**STORED DATA**
====

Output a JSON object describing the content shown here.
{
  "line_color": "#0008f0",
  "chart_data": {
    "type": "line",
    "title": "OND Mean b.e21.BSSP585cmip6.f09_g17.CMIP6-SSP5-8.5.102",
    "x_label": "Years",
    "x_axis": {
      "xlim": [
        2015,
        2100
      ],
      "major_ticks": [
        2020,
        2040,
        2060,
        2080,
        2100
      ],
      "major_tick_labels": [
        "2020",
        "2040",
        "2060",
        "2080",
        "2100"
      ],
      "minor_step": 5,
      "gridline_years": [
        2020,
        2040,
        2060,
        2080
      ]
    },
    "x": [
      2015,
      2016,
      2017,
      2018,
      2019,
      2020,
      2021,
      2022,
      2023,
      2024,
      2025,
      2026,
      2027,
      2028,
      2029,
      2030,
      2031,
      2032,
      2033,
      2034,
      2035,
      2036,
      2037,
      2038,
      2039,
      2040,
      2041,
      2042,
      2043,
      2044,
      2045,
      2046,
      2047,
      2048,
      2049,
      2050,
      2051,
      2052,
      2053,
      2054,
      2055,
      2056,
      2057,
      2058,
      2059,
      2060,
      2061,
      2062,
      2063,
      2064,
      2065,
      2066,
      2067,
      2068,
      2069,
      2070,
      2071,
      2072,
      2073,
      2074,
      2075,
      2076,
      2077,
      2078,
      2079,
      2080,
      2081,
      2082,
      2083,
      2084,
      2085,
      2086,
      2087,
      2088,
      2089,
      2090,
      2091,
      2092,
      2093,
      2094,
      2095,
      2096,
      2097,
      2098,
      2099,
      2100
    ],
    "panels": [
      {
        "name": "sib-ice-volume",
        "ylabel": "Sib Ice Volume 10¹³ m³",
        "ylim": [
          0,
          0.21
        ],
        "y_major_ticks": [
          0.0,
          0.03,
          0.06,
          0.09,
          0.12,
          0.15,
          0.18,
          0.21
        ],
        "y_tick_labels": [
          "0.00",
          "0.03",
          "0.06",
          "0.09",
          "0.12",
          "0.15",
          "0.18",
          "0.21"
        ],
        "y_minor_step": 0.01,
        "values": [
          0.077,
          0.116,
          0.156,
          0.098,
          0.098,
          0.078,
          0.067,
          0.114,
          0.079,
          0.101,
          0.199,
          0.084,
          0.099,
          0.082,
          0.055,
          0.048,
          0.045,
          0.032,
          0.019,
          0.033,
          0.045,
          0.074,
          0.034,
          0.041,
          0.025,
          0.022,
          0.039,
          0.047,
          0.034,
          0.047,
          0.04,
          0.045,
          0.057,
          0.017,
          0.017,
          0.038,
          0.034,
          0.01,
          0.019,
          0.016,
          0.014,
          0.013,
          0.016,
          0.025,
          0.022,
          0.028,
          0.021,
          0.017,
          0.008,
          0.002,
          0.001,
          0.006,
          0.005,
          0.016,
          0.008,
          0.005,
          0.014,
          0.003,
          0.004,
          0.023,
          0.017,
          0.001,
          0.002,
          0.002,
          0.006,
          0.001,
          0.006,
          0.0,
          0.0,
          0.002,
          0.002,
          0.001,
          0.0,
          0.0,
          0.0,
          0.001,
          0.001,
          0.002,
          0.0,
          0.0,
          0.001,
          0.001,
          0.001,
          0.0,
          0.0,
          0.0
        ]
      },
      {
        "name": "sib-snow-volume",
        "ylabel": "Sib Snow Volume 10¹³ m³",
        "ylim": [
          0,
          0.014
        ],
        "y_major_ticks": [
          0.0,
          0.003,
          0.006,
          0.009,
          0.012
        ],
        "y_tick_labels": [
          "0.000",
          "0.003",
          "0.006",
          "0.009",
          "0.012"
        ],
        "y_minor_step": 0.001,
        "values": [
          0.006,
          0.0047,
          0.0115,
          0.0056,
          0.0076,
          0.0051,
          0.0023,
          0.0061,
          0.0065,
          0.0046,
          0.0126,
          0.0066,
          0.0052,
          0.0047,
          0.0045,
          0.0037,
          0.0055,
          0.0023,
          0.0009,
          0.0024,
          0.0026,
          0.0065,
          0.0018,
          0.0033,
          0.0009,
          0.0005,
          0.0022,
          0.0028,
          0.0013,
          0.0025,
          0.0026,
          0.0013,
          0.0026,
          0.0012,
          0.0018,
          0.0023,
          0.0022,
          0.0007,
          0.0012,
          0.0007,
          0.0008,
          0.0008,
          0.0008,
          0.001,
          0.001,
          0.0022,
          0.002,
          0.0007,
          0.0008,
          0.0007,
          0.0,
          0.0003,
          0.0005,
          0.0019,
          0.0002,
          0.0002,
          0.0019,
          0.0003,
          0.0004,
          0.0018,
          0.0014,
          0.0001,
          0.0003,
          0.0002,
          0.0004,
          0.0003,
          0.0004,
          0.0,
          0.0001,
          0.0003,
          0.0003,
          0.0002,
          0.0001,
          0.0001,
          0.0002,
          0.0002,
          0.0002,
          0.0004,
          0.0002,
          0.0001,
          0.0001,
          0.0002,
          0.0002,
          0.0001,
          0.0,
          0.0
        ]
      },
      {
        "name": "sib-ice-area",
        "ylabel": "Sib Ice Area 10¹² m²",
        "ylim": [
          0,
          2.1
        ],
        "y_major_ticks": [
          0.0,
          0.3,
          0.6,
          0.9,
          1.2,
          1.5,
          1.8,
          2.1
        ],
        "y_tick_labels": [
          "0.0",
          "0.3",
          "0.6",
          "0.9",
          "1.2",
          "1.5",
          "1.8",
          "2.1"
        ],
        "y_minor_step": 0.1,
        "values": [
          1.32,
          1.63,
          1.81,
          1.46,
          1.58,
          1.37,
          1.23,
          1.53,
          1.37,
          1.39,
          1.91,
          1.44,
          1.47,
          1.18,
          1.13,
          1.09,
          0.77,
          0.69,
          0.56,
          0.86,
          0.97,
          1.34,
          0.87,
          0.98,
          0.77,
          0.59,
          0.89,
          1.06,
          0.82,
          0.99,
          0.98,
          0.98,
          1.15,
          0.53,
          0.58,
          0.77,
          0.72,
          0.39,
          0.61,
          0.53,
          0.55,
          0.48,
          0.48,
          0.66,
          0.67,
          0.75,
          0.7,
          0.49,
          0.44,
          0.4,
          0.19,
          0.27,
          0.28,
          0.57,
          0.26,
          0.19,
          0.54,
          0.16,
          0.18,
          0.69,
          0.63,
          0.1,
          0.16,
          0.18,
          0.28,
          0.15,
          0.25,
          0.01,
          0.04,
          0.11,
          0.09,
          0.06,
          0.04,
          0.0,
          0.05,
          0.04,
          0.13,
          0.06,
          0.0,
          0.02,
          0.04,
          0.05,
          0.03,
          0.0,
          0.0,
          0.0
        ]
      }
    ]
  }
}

====

**OBJECTIVE**
Repeat every line of the data, exactly and in full.

**COMPLETE OUTPUT**
Output a JSON object describing the content shown here.
{
  "line_color": "#0008f0",
  "chart_data": {
    "type": "line",
    "title": "OND Mean b.e21.BSSP585cmip6.f09_g17.CMIP6-SSP5-8.5.102",
    "x_label": "Years",
    "x_axis": {
      "xlim": [
        2015,
        2100
      ],
      "major_ticks": [
        2020,
        2040,
        2060,
        2080,
        2100
      ],
      "major_tick_labels": [
        "2020",
        "2040",
        "2060",
        "2080",
        "2100"
      ],
      "minor_step": 5,
      "gridline_years": [
        2020,
        2040,
        2060,
        2080
      ]
    },
    "x": [
      2015,
      2016,
      2017,
      2018,
      2019,
      2020,
      2021,
      2022,
      2023,
      2024,
      2025,
      2026,
      2027,
      2028,
      2029,
      2030,
      2031,
      2032,
      2033,
      2034,
      2035,
      2036,
      2037,
      2038,
      2039,
      2040,
      2041,
      2042,
      2043,
      2044,
      2045,
      2046,
      2047,
      2048,
      2049,
      2050,
      2051,
      2052,
      2053,
      2054,
      2055,
      2056,
      2057,
      2058,
      2059,
      2060,
      2061,
      2062,
      2063,
      2064,
      2065,
      2066,
      2067,
      2068,
      2069,
      2070,
      2071,
      2072,
      2073,
      2074,
      2075,
      2076,
      2077,
      2078,
      2079,
      2080,
      2081,
      2082,
      2083,
      2084,
      2085,
      2086,
      2087,
      2088,
      2089,
      2090,
      2091,
      2092,
      2093,
      2094,
      2095,
      2096,
      2097,
      2098,
      2099,
      2100
    ],
    "panels": [
      {
        "name": "sib-ice-volume",
        "ylabel": "Sib Ice Volume 10¹³ m³",
        "ylim": [
          0,
          0.21
        ],
        "y_major_ticks": [
          0.0,
          0.03,
          0.06,
          0.09,
          0.12,
          0.15,
          0.18,
          0.21
        ],
        "y_tick_labels": [
          "0.00",
          "0.03",
          "0.06",
          "0.09",
          "0.12",
          "0.15",
          "0.18",
          "0.21"
        ],
        "y_minor_step": 0.01,
        "values": [
          0.077,
          0.116,
          0.156,
          0.098,
          0.098,
          0.078,
          0.067,
          0.114,
          0.079,
          0.101,
          0.199,
          0.084,
          0.099,
          0.082,
          0.055,
          0.048,
          0.045,
          0.032,
          0.019,
          0.033,
          0.045,
          0.074,
          0.034,
          0.041,
          0.025,
          0.022,
          0.039,
          0.047,
          0.034,
          0.047,
          0.04,
          0.045,
          0.057,
          0.017,
          0.017,
          0.038,
          0.034,
          0.01,
          0.019,
          0.016,
          0.014,
          0.013,
          0.016,
          0.025,
          0.022,
          0.028,
          0.021,
          0.017,
          0.008,
          0.002,
          0.001,
          0.006,
          0.005,
          0.016,
          0.008,
          0.005,
          0.014,
          0.003,
          0.004,
          0.023,
          0.017,
          0.001,
          0.002,
          0.002,
          0.006,
          0.001,
          0.006,
          0.0,
          0.0,
          0.002,
          0.002,
          0.001,
          0.0,
          0.0,
          0.0,
          0.001,
          0.001,
          0.002,
          0.0,
          0.0,
          0.001,
          0.001,
          0.001,
          0.0,
          0.0,
          0.0
        ]
      },
      {
        "name": "sib-snow-volume",
        "ylabel": "Sib Snow Volume 10¹³ m³",
        "ylim": [
          0,
          0.014
        ],
        "y_major_ticks": [
          0.0,
          0.003,
          0.006,
          0.009,
          0.012
        ],
        "y_tick_labels": [
          "0.000",
          "0.003",
          "0.006",
          "0.009",
          "0.012"
        ],
        "y_minor_step": 0.001,
        "values": [
          0.006,
          0.0047,
          0.0115,
          0.0056,
          0.0076,
          0.0051,
          0.0023,
          0.0061,
          0.0065,
          0.0046,
          0.0126,
          0.0066,
          0.0052,
          0.0047,
          0.0045,
          0.0037,
          0.0055,
          0.0023,
          0.0009,
          0.0024,
          0.0026,
          0.0065,
          0.0018,
          0.0033,
          0.0009,
          0.0005,
          0.0022,
          0.0028,
          0.0013,
          0.0025,
          0.0026,
          0.0013,
          0.0026,
          0.0012,
          0.0018,
          0.0023,
          0.0022,
          0.0007,
          0.0012,
          0.0007,
          0.0008,
          0.0008,
          0.0008,
          0.001,
          0.001,
          0.0022,
          0.002,
          0.0007,
          0.0008,
          0.0007,
          0.0,
          0.0003,
          0.0005,
          0.0019,
          0.0002,
          0.0002,
          0.0019,
          0.0003,
          0.0004,
          0.0018,
          0.0014,
          0.0001,
          0.0003,
          0.0002,
          0.0004,
          0.0003,
          0.0004,
          0.0,
          0.0001,
          0.0003,
          0.0003,
          0.0002,
          0.0001,
          0.0001,
          0.0002,
          0.0002,
          0.0002,
          0.0004,
          0.0002,
          0.0001,
          0.0001,
          0.0002,
          0.0002,
          0.0001,
          0.0,
          0.0
        ]
      },
      {
        "name": "sib-ice-area",
        "ylabel": "Sib Ice Area 10¹² m²",
        "ylim": [
          0,
          2.1
        ],
        "y_major_ticks": [
          0.0,
          0.3,
          0.6,
          0.9,
          1.2,
          1.5,
          1.8,
          2.1
        ],
        "y_tick_labels": [
          "0.0",
          "0.3",
          "0.6",
          "0.9",
          "1.2",
          "1.5",
          "1.8",
          "2.1"
        ],
        "y_minor_step": 0.1,
        "values": [
          1.32,
          1.63,
          1.81,
          1.46,
          1.58,
          1.37,
          1.23,
          1.53,
          1.37,
          1.39,
          1.91,
          1.44,
          1.47,
          1.18,
          1.13,
          1.09,
          0.77,
          0.69,
          0.56,
          0.86,
          0.97,
          1.34,
          0.87,
          0.98,
          0.77,
          0.59,
          0.89,
          1.06,
          0.82,
          0.99,
          0.98,
          0.98,
          1.15,
          0.53,
          0.58,
          0.77,
          0.72,
          0.39,
          0.61,
          0.53,
          0.55,
          0.48,
          0.48,
          0.66,
          0.67,
          0.75,
          0.7,
          0.49,
          0.44,
          0.4,
          0.19,
          0.27,
          0.28,
          0.57,
          0.26,
          0.19,
          0.54,
          0.16,
          0.18,
          0.69,
          0.63,
          0.1,
          0.16,
          0.18,
          0.28,
          0.15,
          0.25,
          0.01,
          0.04,
          0.11,
          0.09,
          0.06,
          0.04,
          0.0,
          0.05,
          0.04,
          0.13,
          0.06,
          0.0,
          0.02,
          0.04,
          0.05,
          0.03,
          0.0,
          0.0,
          0.0
        ]
      }
    ]
  }
}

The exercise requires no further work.